Your task
Return all lines with the word "area" in them.

Dataset rows

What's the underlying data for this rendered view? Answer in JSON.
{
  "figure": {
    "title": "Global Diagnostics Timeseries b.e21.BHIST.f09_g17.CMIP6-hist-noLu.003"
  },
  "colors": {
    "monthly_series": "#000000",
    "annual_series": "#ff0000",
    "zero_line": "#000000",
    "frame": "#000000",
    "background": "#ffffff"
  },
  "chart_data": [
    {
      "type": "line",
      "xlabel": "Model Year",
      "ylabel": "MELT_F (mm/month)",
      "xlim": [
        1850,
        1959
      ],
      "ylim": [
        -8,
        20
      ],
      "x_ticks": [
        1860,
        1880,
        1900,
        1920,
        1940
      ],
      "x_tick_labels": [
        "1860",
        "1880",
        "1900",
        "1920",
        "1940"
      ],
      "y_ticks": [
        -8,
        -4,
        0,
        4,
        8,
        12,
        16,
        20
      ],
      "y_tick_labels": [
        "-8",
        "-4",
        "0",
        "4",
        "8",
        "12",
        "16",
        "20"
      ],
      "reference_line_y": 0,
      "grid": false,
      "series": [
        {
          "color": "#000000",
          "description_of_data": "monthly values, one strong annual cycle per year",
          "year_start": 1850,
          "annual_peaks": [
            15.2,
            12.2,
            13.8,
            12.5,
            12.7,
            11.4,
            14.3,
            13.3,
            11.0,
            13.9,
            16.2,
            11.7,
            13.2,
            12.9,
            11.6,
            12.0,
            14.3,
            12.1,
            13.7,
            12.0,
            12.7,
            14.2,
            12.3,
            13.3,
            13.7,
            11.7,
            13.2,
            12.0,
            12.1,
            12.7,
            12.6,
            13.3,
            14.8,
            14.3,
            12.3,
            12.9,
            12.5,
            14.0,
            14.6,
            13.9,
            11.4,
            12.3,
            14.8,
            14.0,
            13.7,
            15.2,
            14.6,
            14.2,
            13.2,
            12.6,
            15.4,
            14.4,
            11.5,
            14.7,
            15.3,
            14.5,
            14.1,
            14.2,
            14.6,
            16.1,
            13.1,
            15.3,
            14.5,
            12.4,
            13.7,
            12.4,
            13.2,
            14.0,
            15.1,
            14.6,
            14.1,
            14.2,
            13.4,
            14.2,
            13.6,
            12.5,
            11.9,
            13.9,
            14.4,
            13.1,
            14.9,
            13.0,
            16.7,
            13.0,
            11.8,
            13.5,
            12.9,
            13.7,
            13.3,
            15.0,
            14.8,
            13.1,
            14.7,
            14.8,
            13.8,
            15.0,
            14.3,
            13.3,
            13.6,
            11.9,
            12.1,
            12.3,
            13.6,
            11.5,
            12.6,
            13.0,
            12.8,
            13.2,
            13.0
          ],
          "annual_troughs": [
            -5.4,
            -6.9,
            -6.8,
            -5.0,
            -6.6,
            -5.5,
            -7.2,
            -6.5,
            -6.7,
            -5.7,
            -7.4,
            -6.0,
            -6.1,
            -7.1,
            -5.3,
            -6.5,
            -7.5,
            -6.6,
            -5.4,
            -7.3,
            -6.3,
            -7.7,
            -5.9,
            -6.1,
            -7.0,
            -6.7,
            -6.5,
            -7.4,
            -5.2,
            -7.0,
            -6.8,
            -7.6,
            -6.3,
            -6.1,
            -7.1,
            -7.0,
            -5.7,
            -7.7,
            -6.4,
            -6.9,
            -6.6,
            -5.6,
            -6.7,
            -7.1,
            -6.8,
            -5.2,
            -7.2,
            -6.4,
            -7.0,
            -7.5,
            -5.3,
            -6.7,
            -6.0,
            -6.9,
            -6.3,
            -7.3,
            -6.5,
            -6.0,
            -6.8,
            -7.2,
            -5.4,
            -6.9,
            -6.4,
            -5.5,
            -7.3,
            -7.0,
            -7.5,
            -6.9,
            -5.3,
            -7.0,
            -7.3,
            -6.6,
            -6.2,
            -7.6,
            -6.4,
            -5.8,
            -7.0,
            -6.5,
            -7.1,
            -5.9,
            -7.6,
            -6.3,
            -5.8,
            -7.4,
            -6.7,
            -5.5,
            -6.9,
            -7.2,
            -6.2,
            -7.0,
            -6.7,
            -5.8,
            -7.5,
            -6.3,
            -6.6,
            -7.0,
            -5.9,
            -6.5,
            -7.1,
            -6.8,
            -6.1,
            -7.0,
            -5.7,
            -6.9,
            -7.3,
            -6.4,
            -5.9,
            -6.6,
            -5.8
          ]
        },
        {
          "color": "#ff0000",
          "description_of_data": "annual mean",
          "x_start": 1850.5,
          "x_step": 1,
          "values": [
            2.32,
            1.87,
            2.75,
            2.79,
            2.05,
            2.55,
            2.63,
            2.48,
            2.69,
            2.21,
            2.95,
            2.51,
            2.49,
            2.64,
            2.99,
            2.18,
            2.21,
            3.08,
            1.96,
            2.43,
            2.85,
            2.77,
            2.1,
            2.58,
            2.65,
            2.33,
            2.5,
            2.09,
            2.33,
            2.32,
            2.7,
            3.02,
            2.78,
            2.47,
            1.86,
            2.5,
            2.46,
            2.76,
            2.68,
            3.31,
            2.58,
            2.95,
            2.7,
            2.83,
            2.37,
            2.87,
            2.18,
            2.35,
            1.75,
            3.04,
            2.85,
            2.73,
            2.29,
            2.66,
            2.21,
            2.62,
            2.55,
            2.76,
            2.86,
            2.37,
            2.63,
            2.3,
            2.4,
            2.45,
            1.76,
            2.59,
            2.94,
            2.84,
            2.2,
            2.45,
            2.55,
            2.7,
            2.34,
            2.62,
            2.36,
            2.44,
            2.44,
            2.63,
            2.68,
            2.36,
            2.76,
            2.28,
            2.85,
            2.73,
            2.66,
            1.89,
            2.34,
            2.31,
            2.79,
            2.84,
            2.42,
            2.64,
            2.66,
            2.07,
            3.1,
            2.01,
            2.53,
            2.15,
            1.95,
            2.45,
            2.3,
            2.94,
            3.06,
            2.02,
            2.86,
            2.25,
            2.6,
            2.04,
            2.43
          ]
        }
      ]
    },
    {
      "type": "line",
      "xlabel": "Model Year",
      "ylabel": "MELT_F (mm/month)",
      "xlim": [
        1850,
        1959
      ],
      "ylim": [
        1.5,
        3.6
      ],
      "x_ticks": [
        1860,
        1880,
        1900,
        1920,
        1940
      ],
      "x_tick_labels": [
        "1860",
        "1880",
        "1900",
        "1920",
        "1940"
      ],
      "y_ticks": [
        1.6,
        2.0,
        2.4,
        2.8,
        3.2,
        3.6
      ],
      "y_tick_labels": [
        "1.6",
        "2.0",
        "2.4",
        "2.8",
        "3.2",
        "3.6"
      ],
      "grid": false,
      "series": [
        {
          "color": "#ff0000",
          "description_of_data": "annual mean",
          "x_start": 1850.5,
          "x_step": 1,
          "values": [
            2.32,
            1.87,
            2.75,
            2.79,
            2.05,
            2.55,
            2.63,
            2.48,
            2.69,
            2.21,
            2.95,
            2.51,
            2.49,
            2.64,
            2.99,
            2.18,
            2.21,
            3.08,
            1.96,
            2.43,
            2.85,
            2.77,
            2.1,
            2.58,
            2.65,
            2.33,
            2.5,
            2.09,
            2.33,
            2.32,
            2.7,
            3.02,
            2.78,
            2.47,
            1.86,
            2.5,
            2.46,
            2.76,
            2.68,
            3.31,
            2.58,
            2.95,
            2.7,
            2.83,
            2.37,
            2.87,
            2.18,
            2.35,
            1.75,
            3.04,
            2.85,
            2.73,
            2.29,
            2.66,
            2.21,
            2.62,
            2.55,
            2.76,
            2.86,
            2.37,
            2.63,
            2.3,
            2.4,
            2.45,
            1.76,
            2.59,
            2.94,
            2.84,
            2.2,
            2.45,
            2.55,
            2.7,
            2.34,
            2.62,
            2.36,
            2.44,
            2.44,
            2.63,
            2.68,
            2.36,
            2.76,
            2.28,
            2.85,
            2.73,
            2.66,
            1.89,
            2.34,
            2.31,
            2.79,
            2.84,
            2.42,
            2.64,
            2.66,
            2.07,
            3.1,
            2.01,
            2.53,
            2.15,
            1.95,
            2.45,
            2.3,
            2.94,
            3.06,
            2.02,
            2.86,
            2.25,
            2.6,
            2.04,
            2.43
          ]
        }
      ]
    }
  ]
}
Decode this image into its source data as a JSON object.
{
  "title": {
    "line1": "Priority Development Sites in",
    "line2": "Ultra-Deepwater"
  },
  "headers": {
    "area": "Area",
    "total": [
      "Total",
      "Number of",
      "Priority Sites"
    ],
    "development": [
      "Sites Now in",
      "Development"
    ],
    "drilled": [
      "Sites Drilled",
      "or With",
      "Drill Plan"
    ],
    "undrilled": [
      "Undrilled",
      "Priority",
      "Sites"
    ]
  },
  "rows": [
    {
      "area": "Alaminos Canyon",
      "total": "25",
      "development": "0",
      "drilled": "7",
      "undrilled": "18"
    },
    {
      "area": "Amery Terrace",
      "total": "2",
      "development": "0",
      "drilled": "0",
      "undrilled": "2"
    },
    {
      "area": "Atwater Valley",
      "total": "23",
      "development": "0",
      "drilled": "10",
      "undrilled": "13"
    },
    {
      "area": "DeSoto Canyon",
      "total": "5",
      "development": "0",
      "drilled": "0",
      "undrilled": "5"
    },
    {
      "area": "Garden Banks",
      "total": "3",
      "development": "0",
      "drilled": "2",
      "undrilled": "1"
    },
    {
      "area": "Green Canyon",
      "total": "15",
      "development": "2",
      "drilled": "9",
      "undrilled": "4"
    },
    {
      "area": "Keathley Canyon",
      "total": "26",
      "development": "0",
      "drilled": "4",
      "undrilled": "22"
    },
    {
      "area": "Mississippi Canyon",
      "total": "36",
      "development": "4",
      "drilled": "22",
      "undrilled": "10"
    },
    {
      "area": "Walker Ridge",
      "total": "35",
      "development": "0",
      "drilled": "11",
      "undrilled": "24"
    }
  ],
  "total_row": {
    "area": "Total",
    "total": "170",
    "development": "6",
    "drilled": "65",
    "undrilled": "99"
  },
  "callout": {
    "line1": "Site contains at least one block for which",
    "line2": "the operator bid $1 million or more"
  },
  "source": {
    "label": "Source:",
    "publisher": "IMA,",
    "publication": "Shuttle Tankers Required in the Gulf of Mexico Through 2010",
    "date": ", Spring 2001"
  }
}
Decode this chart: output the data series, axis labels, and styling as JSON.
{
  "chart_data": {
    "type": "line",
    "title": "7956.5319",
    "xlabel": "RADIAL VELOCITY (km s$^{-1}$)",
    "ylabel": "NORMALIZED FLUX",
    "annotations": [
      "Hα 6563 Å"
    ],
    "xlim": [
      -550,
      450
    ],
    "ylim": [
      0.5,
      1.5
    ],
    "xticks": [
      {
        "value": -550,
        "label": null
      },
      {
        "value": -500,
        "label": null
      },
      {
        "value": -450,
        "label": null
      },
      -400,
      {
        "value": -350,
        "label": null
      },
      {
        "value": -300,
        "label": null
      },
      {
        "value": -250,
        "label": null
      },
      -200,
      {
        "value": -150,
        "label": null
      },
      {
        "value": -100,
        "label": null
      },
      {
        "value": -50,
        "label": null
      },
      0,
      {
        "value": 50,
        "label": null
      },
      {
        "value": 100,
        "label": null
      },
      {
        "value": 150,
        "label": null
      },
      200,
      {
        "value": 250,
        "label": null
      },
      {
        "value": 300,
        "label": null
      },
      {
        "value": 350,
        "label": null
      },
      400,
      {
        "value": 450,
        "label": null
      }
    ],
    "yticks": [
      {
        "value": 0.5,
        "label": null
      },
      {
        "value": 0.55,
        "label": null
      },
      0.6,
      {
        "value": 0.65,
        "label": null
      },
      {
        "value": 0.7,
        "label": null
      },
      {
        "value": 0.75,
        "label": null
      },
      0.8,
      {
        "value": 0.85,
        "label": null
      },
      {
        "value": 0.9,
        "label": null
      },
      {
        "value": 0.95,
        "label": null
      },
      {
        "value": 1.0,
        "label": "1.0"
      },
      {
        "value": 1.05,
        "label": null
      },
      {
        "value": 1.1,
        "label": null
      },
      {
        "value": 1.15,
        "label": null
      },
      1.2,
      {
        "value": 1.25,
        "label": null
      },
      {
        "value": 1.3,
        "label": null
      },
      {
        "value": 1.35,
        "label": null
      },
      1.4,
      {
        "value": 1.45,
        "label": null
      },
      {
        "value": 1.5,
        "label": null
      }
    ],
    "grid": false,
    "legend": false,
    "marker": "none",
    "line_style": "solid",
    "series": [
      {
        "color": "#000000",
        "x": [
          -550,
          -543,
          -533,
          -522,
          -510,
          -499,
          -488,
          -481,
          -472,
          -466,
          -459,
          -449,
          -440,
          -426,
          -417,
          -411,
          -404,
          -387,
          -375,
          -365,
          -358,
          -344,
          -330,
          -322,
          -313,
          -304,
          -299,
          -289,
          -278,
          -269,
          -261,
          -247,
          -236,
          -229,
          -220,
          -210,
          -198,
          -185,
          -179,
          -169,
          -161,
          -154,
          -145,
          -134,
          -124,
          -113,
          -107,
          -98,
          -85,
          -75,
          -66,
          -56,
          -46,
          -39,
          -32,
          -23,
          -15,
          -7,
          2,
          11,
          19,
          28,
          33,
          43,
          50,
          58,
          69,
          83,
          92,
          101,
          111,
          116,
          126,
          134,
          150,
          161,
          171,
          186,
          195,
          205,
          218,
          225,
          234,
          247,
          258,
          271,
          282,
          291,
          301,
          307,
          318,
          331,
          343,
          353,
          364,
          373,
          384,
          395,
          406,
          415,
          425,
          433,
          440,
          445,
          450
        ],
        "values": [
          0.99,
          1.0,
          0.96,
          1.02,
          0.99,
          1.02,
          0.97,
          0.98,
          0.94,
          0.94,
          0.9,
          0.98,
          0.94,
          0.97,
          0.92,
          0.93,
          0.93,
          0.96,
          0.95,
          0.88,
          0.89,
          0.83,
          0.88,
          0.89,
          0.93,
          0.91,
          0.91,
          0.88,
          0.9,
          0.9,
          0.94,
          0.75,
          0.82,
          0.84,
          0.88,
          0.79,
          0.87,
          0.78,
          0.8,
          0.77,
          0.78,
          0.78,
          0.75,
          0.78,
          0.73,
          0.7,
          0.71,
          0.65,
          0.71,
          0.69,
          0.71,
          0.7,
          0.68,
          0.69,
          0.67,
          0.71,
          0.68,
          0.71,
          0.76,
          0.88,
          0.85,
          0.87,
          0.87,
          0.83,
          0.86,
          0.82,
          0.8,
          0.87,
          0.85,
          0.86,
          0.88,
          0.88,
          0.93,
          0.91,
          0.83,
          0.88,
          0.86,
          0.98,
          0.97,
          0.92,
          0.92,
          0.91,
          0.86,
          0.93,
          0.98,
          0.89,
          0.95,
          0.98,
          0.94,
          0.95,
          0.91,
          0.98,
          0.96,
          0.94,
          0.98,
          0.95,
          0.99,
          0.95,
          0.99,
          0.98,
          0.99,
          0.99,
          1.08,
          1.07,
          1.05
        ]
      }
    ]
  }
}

Correct answer
    "area": "Area",
      "area": "Alaminos Canyon",
      "area": "Amery Terrace",
      "area": "Atwater Valley",
      "area": "DeSoto Canyon",
      "area": "Garden Banks",
      "area": "Green Canyon",
      "area": "Keathley Canyon",
      "area": "Mississippi Canyon",
      "area": "Walker Ridge",
    "area": "Total",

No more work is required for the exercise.